**Task brief:**
Look through the data below. Pick out the lines holding the string "title".

[Records from a collection of figures]
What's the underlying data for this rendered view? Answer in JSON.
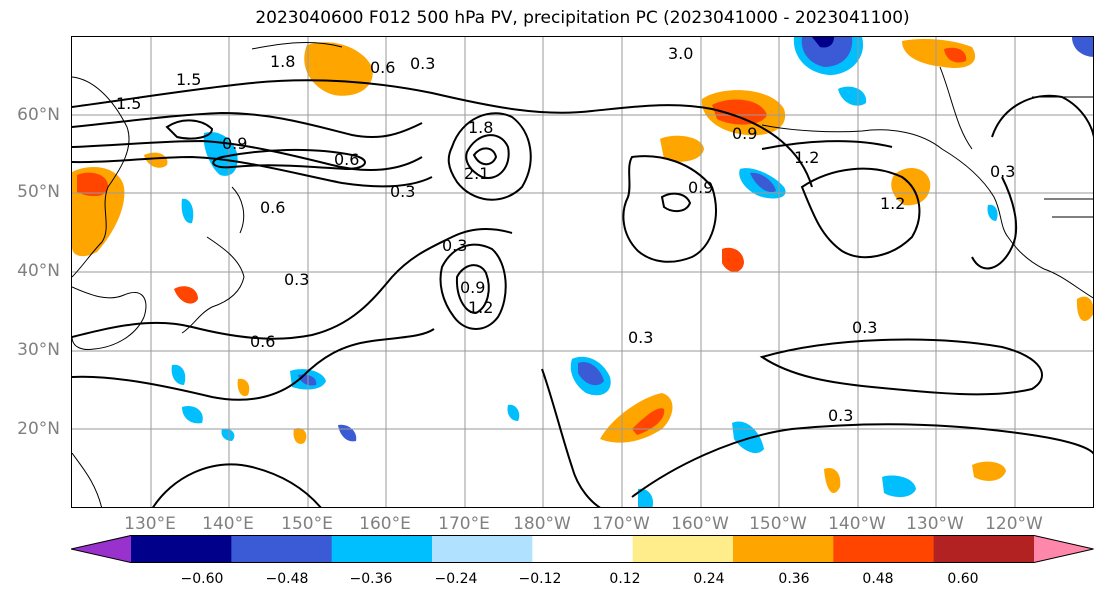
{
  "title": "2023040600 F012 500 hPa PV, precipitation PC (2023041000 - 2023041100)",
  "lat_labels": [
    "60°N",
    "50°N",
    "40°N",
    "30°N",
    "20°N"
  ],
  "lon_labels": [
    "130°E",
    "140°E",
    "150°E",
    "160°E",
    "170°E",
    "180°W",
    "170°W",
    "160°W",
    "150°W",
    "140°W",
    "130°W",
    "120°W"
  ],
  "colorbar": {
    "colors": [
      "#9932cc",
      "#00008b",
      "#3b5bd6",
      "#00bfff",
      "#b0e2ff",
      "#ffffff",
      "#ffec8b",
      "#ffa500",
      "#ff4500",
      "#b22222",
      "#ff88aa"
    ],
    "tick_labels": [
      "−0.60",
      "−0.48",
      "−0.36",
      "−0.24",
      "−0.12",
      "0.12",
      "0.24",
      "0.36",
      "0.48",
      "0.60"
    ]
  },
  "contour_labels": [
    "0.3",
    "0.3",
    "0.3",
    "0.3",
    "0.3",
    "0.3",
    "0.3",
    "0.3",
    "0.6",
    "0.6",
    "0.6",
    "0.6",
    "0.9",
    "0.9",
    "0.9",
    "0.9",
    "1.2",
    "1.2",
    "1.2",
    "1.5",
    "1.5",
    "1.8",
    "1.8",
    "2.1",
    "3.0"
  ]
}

--

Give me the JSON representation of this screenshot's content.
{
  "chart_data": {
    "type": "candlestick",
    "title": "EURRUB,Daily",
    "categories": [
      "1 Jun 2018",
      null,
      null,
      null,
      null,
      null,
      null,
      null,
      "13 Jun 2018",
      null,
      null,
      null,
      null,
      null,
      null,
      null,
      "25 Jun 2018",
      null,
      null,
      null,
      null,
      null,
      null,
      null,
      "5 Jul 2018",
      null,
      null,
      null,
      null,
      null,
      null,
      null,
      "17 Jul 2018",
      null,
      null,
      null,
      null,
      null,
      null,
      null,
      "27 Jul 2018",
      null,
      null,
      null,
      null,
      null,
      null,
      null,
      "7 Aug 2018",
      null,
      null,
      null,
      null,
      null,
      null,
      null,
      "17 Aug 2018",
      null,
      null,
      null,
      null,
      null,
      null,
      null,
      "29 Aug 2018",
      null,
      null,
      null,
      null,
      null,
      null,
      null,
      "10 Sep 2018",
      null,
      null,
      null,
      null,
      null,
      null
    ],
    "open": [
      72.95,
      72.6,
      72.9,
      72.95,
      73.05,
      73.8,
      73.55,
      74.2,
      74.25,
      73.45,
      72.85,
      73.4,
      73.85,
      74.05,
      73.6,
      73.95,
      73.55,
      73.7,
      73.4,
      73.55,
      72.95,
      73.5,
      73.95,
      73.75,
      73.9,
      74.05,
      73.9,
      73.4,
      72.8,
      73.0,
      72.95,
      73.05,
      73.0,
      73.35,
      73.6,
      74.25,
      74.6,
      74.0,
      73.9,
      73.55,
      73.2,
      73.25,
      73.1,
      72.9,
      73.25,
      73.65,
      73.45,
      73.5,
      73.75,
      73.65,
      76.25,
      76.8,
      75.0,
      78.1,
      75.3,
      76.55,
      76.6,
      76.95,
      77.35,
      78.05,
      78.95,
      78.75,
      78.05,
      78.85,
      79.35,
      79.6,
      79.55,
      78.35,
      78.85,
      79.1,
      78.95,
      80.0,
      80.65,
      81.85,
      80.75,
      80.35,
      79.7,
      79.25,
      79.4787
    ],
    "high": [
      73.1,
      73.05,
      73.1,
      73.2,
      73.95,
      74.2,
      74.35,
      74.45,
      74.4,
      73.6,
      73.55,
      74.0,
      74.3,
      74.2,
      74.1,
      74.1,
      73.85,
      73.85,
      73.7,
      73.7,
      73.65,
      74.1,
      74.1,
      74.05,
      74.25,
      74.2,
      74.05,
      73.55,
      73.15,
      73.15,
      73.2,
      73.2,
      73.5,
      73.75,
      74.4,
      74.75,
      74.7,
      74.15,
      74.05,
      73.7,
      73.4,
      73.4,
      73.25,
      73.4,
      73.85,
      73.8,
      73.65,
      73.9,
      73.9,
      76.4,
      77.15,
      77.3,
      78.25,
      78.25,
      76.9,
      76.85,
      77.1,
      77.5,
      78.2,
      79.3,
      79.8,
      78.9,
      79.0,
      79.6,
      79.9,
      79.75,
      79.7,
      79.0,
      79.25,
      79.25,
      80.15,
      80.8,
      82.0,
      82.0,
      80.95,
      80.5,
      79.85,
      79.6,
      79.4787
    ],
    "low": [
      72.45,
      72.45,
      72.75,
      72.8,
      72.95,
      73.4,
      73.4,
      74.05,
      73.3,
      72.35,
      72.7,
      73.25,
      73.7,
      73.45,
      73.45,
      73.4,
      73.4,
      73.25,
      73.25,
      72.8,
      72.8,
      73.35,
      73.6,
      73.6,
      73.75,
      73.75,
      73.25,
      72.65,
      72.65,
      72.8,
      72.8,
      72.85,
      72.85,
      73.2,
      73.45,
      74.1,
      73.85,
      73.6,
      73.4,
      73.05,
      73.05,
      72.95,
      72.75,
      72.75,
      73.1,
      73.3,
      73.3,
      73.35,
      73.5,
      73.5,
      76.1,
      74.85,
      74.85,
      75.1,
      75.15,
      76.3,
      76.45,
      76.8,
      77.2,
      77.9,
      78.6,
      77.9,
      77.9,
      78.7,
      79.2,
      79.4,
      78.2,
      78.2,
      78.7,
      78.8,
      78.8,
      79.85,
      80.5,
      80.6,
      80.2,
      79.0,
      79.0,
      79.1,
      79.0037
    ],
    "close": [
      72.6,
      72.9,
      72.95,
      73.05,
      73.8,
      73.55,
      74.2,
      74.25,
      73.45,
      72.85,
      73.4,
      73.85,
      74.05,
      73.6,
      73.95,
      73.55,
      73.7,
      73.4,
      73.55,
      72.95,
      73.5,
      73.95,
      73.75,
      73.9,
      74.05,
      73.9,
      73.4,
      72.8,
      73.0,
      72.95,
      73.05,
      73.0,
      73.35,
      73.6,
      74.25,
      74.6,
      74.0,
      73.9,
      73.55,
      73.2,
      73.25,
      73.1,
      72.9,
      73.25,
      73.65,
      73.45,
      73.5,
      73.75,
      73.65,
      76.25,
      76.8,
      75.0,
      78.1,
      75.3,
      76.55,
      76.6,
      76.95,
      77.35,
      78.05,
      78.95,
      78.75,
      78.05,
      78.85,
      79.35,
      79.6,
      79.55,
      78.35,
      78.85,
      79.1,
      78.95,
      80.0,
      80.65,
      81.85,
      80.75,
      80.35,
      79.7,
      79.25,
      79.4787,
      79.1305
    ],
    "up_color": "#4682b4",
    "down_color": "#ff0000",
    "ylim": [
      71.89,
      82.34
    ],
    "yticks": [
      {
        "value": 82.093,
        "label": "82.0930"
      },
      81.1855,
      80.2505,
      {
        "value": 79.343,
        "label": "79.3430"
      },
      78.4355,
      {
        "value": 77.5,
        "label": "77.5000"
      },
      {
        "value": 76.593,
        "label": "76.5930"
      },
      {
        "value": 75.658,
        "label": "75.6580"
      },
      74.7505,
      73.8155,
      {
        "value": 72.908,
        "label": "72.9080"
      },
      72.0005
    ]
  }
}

...

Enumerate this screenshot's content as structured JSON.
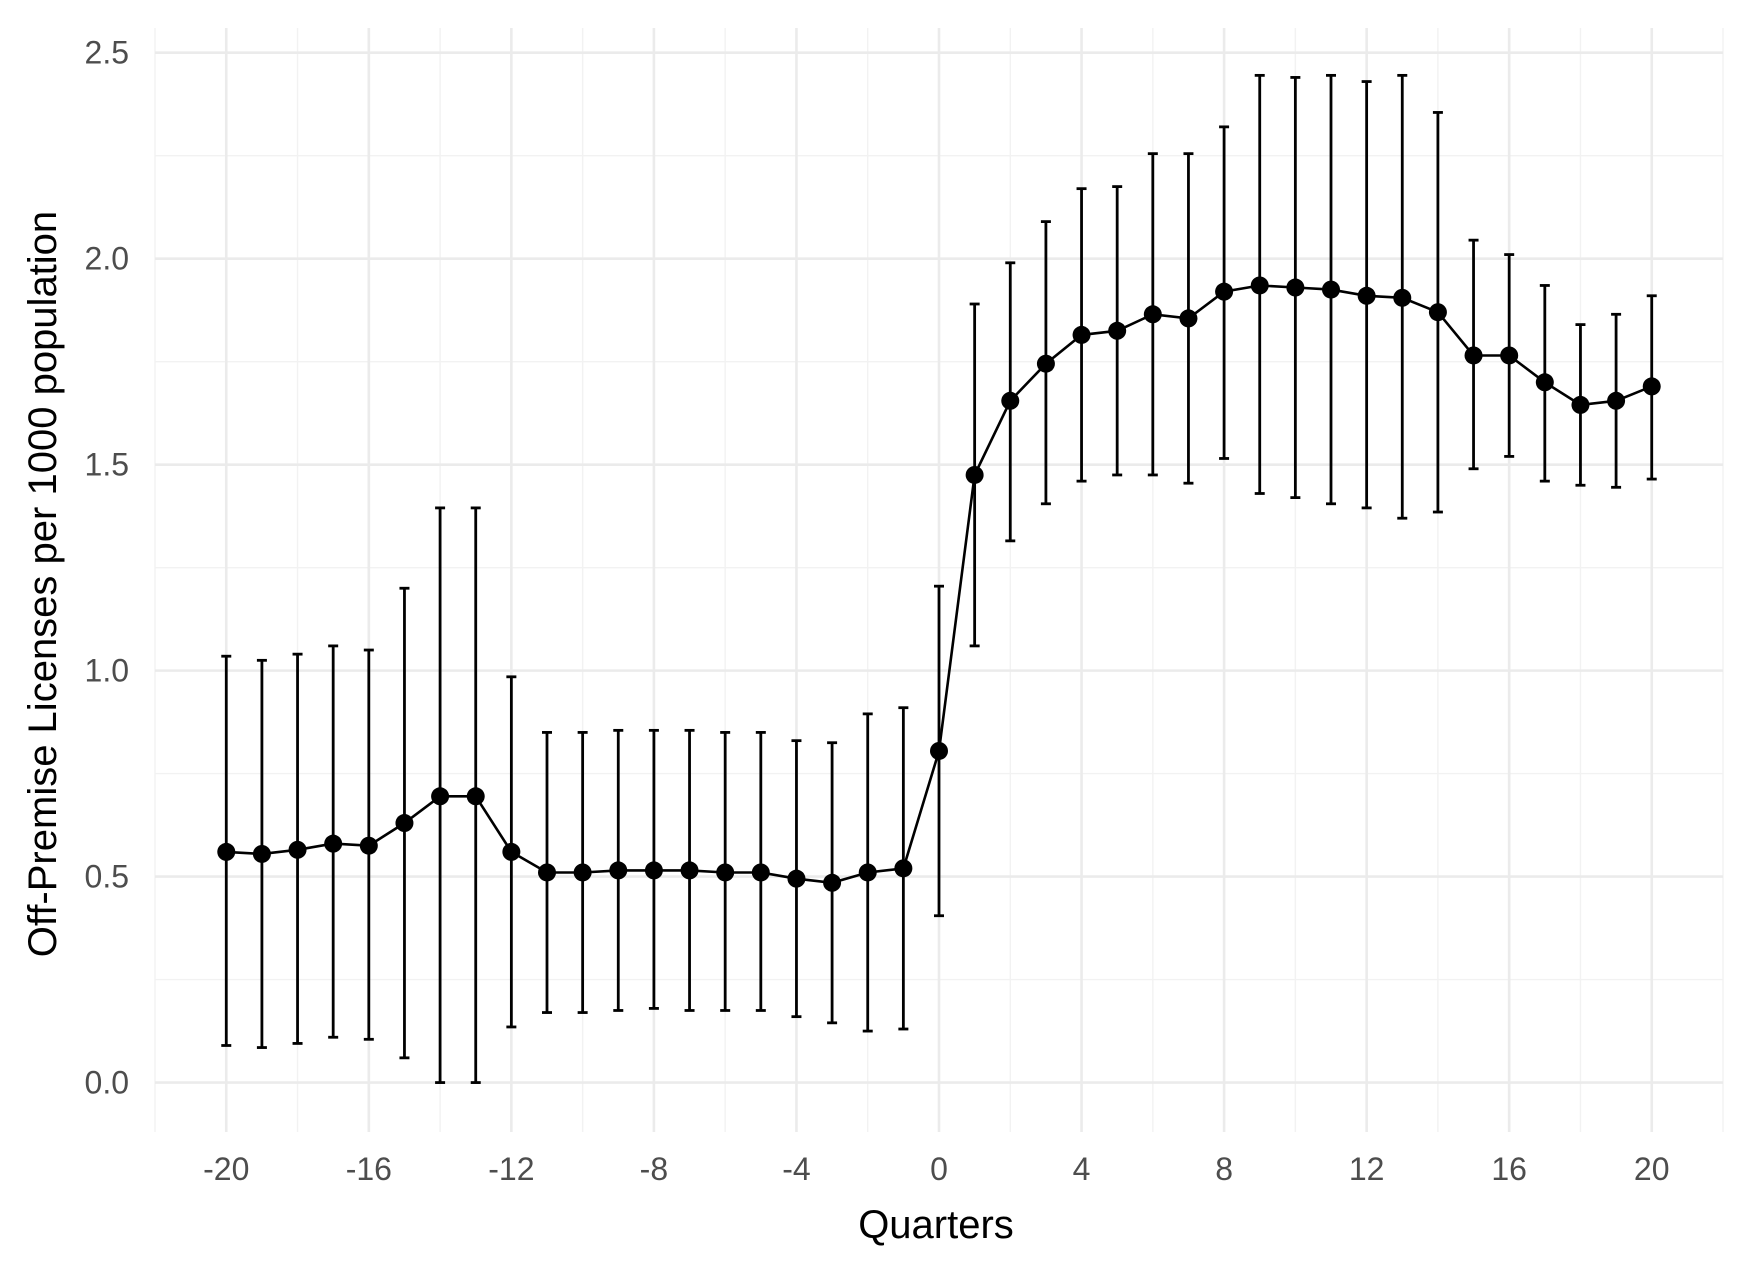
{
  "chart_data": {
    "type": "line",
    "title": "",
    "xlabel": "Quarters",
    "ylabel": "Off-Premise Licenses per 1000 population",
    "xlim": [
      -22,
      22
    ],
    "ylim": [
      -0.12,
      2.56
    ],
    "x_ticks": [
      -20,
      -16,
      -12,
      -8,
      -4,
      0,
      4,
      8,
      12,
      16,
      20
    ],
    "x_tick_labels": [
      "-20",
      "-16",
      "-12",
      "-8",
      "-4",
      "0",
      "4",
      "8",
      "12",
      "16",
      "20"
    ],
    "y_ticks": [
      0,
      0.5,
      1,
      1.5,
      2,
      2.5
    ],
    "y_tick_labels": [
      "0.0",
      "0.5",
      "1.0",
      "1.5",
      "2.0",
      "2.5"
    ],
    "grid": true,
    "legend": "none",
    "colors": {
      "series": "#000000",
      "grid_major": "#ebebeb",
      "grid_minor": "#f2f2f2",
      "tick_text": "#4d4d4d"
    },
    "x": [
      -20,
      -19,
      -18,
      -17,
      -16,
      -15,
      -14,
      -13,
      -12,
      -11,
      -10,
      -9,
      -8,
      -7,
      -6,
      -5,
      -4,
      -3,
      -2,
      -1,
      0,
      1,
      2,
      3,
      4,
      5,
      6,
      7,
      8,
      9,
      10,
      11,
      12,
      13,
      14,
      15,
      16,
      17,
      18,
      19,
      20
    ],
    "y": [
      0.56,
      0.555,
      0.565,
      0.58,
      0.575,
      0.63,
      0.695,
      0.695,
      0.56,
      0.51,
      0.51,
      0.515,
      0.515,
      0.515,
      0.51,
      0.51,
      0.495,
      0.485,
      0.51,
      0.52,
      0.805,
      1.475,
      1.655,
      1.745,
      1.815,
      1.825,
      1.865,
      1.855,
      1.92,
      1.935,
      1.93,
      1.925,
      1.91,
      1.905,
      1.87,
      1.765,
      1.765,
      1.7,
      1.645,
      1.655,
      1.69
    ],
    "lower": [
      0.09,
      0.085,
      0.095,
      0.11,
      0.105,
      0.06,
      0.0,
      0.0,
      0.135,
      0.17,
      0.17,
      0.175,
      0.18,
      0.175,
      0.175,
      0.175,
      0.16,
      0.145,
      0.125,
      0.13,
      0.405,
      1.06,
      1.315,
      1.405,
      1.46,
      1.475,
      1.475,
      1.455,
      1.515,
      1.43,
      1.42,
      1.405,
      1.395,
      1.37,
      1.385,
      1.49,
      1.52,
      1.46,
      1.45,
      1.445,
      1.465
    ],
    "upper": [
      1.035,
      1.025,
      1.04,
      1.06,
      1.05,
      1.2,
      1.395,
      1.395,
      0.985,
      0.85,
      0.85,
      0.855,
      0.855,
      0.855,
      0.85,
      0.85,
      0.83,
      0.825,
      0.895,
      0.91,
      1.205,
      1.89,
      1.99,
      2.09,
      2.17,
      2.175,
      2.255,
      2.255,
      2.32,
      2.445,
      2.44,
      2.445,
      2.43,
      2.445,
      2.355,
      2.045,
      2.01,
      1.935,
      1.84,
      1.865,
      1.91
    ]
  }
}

**Answer to this task:**
  "title": "2023040600 F012 500 hPa PV, precipitation PC (2023041000 - 2023041100)",
    "title": "EURRUB,Daily",
    "title": "",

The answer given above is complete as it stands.